Green Card as a Special Immigrant
A person may be eligible to apply as a religious worker when they are:
- a member of a religious denomination that is coming to the United States to work for a nonprofit religious organization
- a Special Immigrant Juvenile, which means they are a juvenile needing the protection of a juvenile court because they were abused, abandoned, or neglected by a parent
- an Afghanistan or Iraq national, meaning they were either an Afghan or Iraqi translator or interpreter for the United States government, an Iraqi employed by or for the federal government in Iraq on or after March 20, 2003, for a minimum of one year, or an Afghan employed by the federal government or International Security Assistance Force (ISAF)
- an international broadcaster who is coming to work in the United States as a member of the media for the United States Agency for Global Media (USAGM) or a USAGM grantee
- an employee of any international organization or the family member or NATO-6 employee or family member who is a retired officer or the employee of any eligible international organization or NATO, or are the eligible family member of such an employee.
Green Card through Refugee or Asylee Status
A person can apply as an asylee if asylum status was granted to them at least one year ago, or as a refugee, if they earned admission as a refugee at least one year ago as well.
Green Card for Human Trafficking and Crime Victims
Green Card for Victims of Abuse
A person could be eligible to apply as a Violence Against Women Act of 1994 (VAWA) self-petitioner or victim of battery or extreme cruelty if they are the abused spouse of a United States citizen or lawful permanent resident (LPR), an abused child who is unmarried and under 21 years of age, of a United States citizen or LPR, or the abused parent of a United States citizen. A person may also be able to apply if they are a Special Immigrant Juvenile, meaning they are a child who has been abused, abandoned, or neglected by their parent and they have SIJ status, they are an abused (meaning victim of battery or extreme cruelty) spouse or child under the Cuban Adjustment Act, meaning an abused spouse or child of a Cuban native or citizen, or an abused (victim of battery or extreme cruelty) spouse or child under the Haitian Refugee Immigrant Fairness Act (HRIFA), meaning the abused spouse or child of an LPR who received their Green Card based on HRIFA.

TASKS TO PERFORM:
1. Answer these from the green card text:
(a) How long ago must asylum status have been granted for a person to apply as an asylee?
(b) On or after what date must an Iraqi have been employed by or for the federal government in Iraq?
(c) Under what age must an abused unmarried child be to apply as a VAWA self-petitioner?
2. List every section heading in the green card text.
3. From the green card text, return the passage between "- an international" and "such an employee.", inclusive.
The listing comes from a different source than the green card text.

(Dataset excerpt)

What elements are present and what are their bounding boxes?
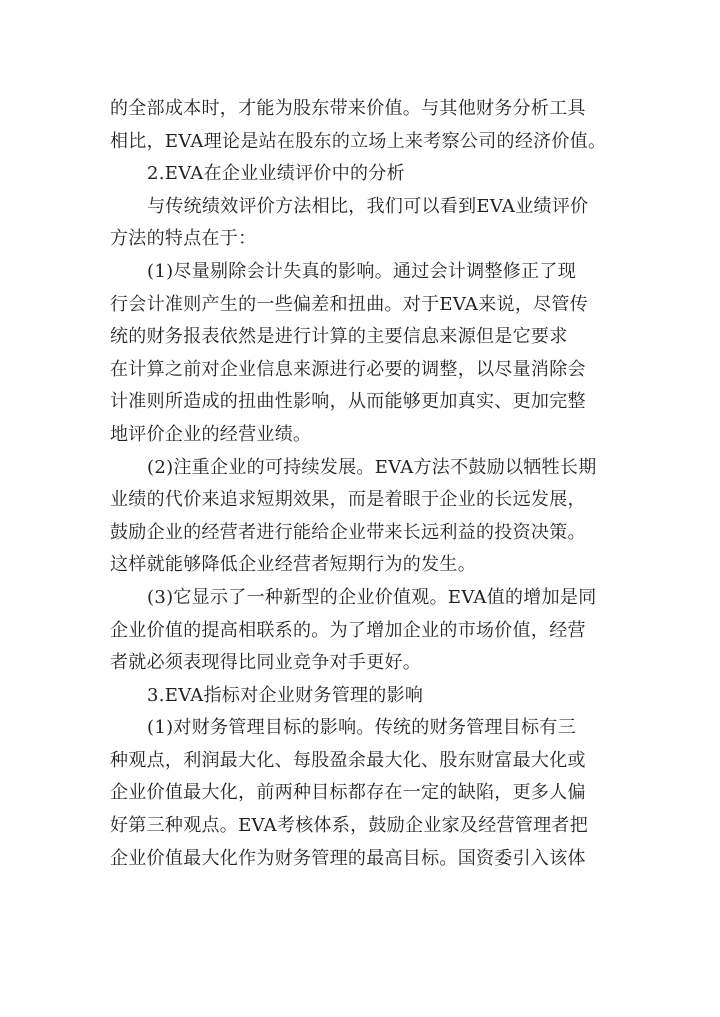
text-line: 企业价值最大化作为财务管理的最高目标。国资委引入该体 (110, 847, 586, 869)
text-line: 行会计准则产生的一些偏差和扭曲。对于EVA来说，尽管传 (110, 293, 589, 315)
text-line: (1)尽量剔除会计失真的影响。通过会计调整修正了现 (147, 260, 576, 282)
text-line: 鼓励企业的经营者进行能给企业带来长远利益的投资决策。 (110, 521, 586, 543)
heading-line: 2.EVA在企业业绩评价中的分析 (147, 163, 405, 185)
document-body (110, 93, 615, 875)
paragraph-feature-3 (110, 582, 615, 680)
text-line: 企业价值的提高相联系的。为了增加企业的市场价值，经营 (110, 619, 586, 641)
paragraph-intro-continued (110, 93, 615, 158)
paragraph-impact-1 (110, 712, 615, 875)
text-line: 好第三种观点。EVA考核体系，鼓励企业家及经营管理者把 (110, 815, 589, 837)
paragraph-feature-2 (110, 452, 615, 582)
text-line: (2)注重企业的可持续发展。EVA方法不鼓励以牺牲长期 (147, 456, 597, 478)
section-heading-3 (110, 680, 615, 713)
text-line: 这样就能够降低企业经营者短期行为的发生。 (110, 554, 476, 576)
text-line: 在计算之前对企业信息来源进行必要的调整，以尽量消除会 (110, 358, 586, 380)
text-line: 方法的特点在于： (110, 228, 257, 250)
text-line: 地评价企业的经营业绩。 (110, 423, 312, 445)
paragraph-feature-1 (110, 256, 615, 452)
text-line: 的全部成本时，才能为股东带来价值。与其他财务分析工具 (110, 98, 586, 119)
text-line: 统的财务报表依然是进行计算的主要信息来源但是它要求 (110, 326, 568, 348)
text-line: 计准则所造成的扭曲性影响，从而能够更加真实、更加完整 (110, 391, 586, 413)
text-line: 业绩的代价来追求短期效果，而是着眼于企业的长远发展， (110, 489, 586, 511)
text-line: 相比，EVA理论是站在股东的立场上来考察公司的经济价值。 (110, 130, 607, 152)
text-line: (3)它显示了一种新型的企业价值观。EVA值的增加是同 (147, 586, 597, 608)
paragraph-features-intro (110, 191, 615, 256)
text-line: (1)对财务管理目标的影响。传统的财务管理目标有三 (147, 717, 576, 739)
text-line: 与传统绩效评价方法相比，我们可以看到EVA业绩评价 (147, 195, 589, 217)
text-line: 者就必须表现得比同业竞争对手更好。 (110, 652, 422, 674)
heading-line: 3.EVA指标对企业财务管理的影响 (147, 684, 424, 706)
text-line: 企业价值最大化，前两种目标都存在一定的缺陷，更多人偏 (110, 782, 586, 804)
section-heading-2 (110, 158, 615, 191)
text-line: 种观点，利润最大化、每股盈余最大化、股东财富最大化或 (110, 749, 586, 771)
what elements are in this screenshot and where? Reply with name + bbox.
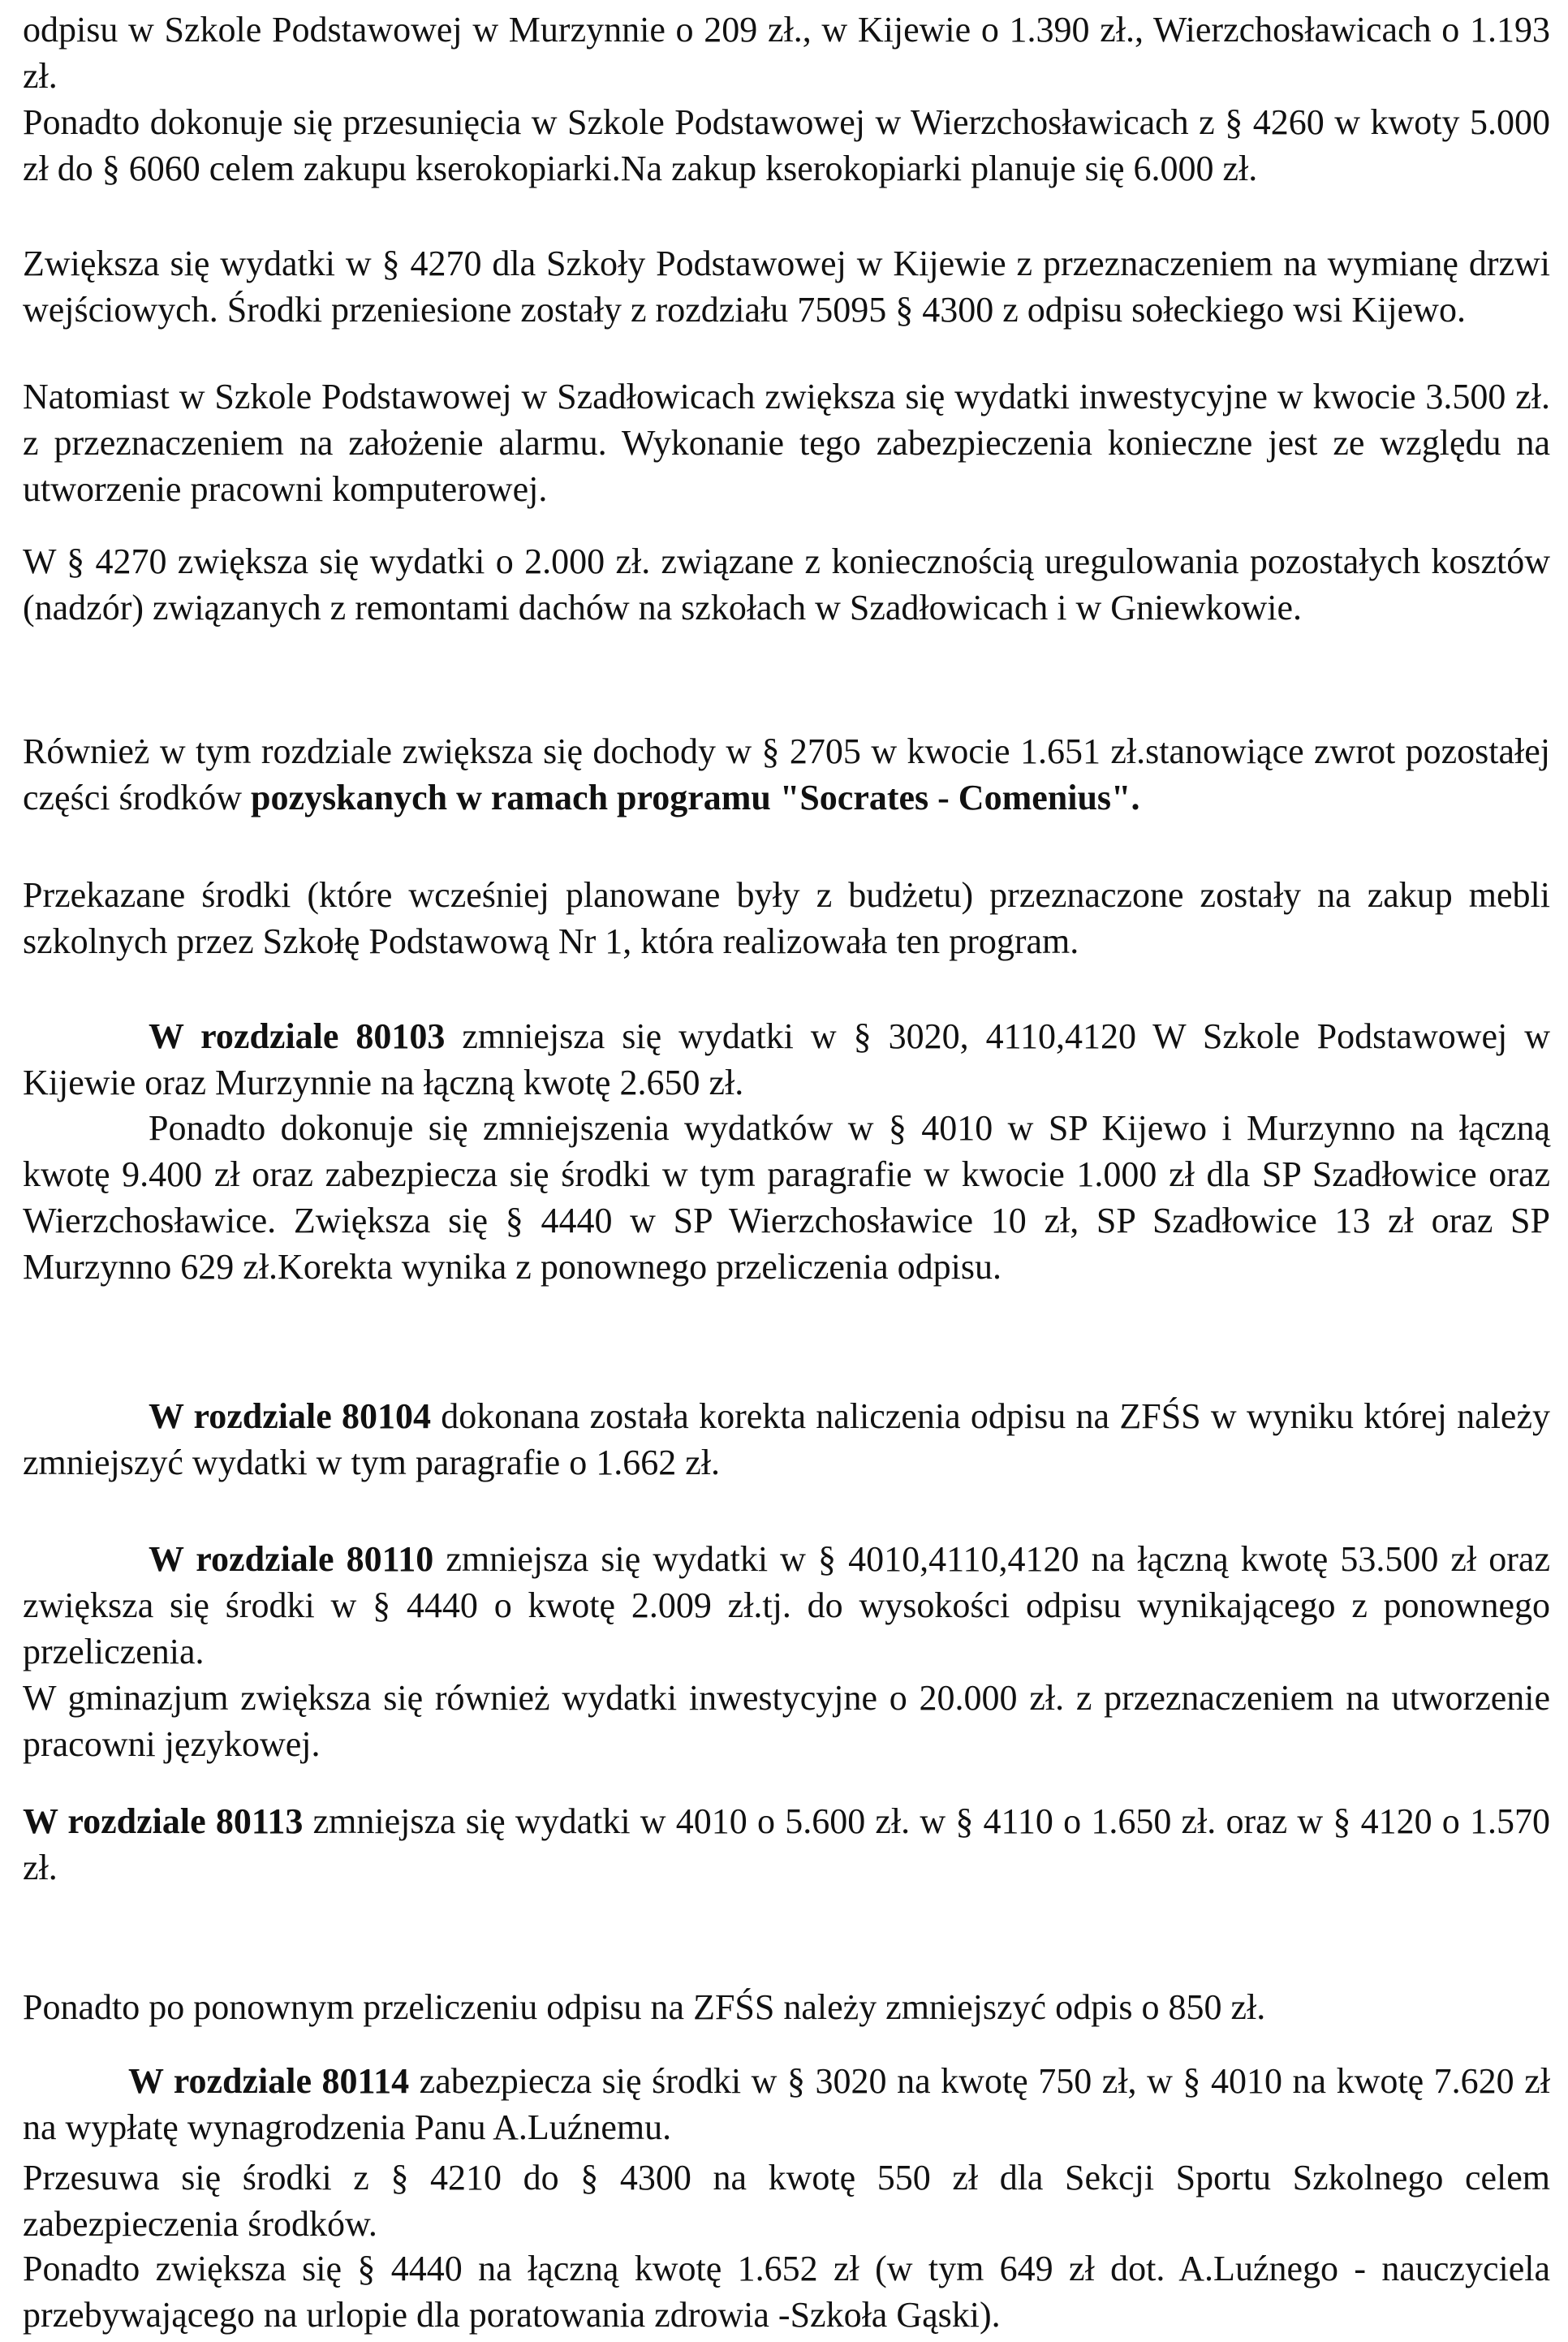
paragraph: W gminazjum zwiększa się również wydatki inwestycyjne o 20.000 zł. z przeznaczeniem na utworzenie pracowni językowej.: [23, 1678, 1550, 1764]
paragraph-text: Również w tym rozdziale zwiększa się dochody w § 2705 w kwocie 1.651 zł.stanowiące zwrot pozostałej części środków: [23, 731, 1550, 817]
section-heading: W rozdziale 80110: [149, 1539, 434, 1579]
paragraph: Natomiast w Szkole Podstawowej w Szadłowicach zwiększa się wydatki inwestycyjne w kwocie 3.500 zł. z przeznaczeniem na założenie alarmu. Wykonanie tego zabezpieczenia konieczne jest ze względu na utworzenie pracowni komputerowej.: [23, 377, 1550, 509]
paragraph: Ponadto dokonuje się przesunięcia w Szkole Podstawowej w Wierzchosławicach z § 4260 w kwoty 5.000 zł do § 6060 celem zakupu kserokopiarki.Na zakup kserokopiarki planuje się 6.000 zł.: [23, 102, 1550, 188]
paragraph: W § 4270 zwiększa się wydatki o 2.000 zł. związane z koniecznością uregulowania pozostałych kosztów (nadzór) związanych z remontami dachów na szkołach w Szadłowicach i w Gniewkowie.: [23, 541, 1550, 628]
section-80104: [23, 1393, 1550, 1486]
section-heading: W rozdziale 80104: [149, 1396, 432, 1436]
paragraph: odpisu w Szkole Podstawowej w Murzynnie o 209 zł., w Kijewie o 1.390 zł., Wierzchosławicach o 1.193 zł.: [23, 10, 1550, 96]
section-80103: [23, 1013, 1550, 1106]
paragraph: Ponadto po ponownym przeliczeniu odpisu na ZFŚS należy zmniejszyć odpis o 850 zł.: [23, 1987, 1266, 2027]
section-heading: W rozdziale 80114: [128, 2061, 410, 2101]
section-80110: [23, 1536, 1550, 1675]
paragraph-text: zmniejsza się wydatki w 4010 o 5.600 zł. w § 4110 o 1.650 zł. oraz w § 4120 o 1.570 zł.: [23, 1801, 1550, 1887]
section-heading: W rozdziale 80103: [149, 1016, 446, 1056]
section-heading: W rozdziale 80113: [23, 1801, 304, 1841]
paragraph: Przekazane środki (które wcześniej planowane były z budżetu) przeznaczone zostały na zakup mebli szkolnych przez Szkołę Podstawową Nr 1, która realizowała ten program.: [23, 875, 1550, 961]
paragraph-text: zmniejsza się wydatki w § 4010,4110,4120 na łączną kwotę 53.500 zł oraz zwiększa się środki w § 4440 o kwotę 2.009 zł.tj. do wysokości odpisu wynikającego z ponownego przeliczenia.: [23, 1539, 1550, 1671]
paragraph-text: dokonana została korekta naliczenia odpisu na ZFŚS w wyniku której należy zmniejszyć wydatki w tym paragrafie o 1.662 zł.: [23, 1396, 1550, 1482]
section-80113: [23, 1798, 1550, 1891]
paragraph-socrates: [23, 728, 1550, 821]
paragraph: Przesuwa się środki z § 4210 do § 4300 na kwotę 550 zł dla Sekcji Sportu Szkolnego celem zabezpieczenia środków.: [23, 2158, 1550, 2244]
paragraph-text: zabezpiecza się środki w § 3020 na kwotę 750 zł, w § 4010 na kwotę 7.620 zł na wypłatę wynagrodzenia Panu A.Luźnemu.: [23, 2061, 1550, 2147]
paragraph: Zwiększa się wydatki w § 4270 dla Szkoły Podstawowej w Kijewie z przeznaczeniem na wymianę drzwi wejściowych. Środki przeniesione zostały z rozdziału 75095 § 4300 z odpisu sołeckiego wsi Kijewo.: [23, 244, 1550, 330]
paragraph: Ponadto zwiększa się § 4440 na łączną kwotę 1.652 zł (w tym 649 zł dot. A.Luźnego - nauczyciela przebywającego na urlopie dla poratowania zdrowia -Szkoła Gąski).: [23, 2249, 1550, 2335]
program-name-bold: pozyskanych w ramach programu "Socrates - Comenius".: [251, 778, 1140, 817]
section-80114: [23, 2058, 1550, 2150]
paragraph-text: zmniejsza się wydatki w § 3020, 4110,4120 W Szkole Podstawowej w Kijewie oraz Murzynnie na łączną kwotę 2.650 zł.: [23, 1016, 1551, 1102]
paragraph: Ponadto dokonuje się zmniejszenia wydatków w § 4010 w SP Kijewo i Murzynno na łączną kwotę 9.400 zł oraz zabezpiecza się środki w tym paragrafie w kwocie 1.000 zł dla SP Szadłowice oraz Wierzchosławice. Zwiększa się § 4440 w SP Wierzchosławice 10 zł, SP Szadłowice 13 zł oraz SP Murzynno 629 zł.Korekta wynika z ponownego przeliczenia odpisu.: [23, 1108, 1550, 1287]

ANSWERS FOR THE EXERCISE:
1.
(a) At least one year ago
(b) March 20, 2003
(c) 21

2.
- Green Card as a Special Immigrant
- Green Card through Refugee or Asylee Status
- Green Card for Human Trafficking and Crime Victims
- Green Card for Victims of Abuse

3.
- an international broadcaster who is coming to work in the United States as a member of the media for the United States Agency for Global Media (USAGM) or a USAGM grantee
- an employee of any international organization or the family member or NATO-6 employee or family member who is a retired officer or the employee of any eligible international organization or NATO, or are the eligible family member of such an employee.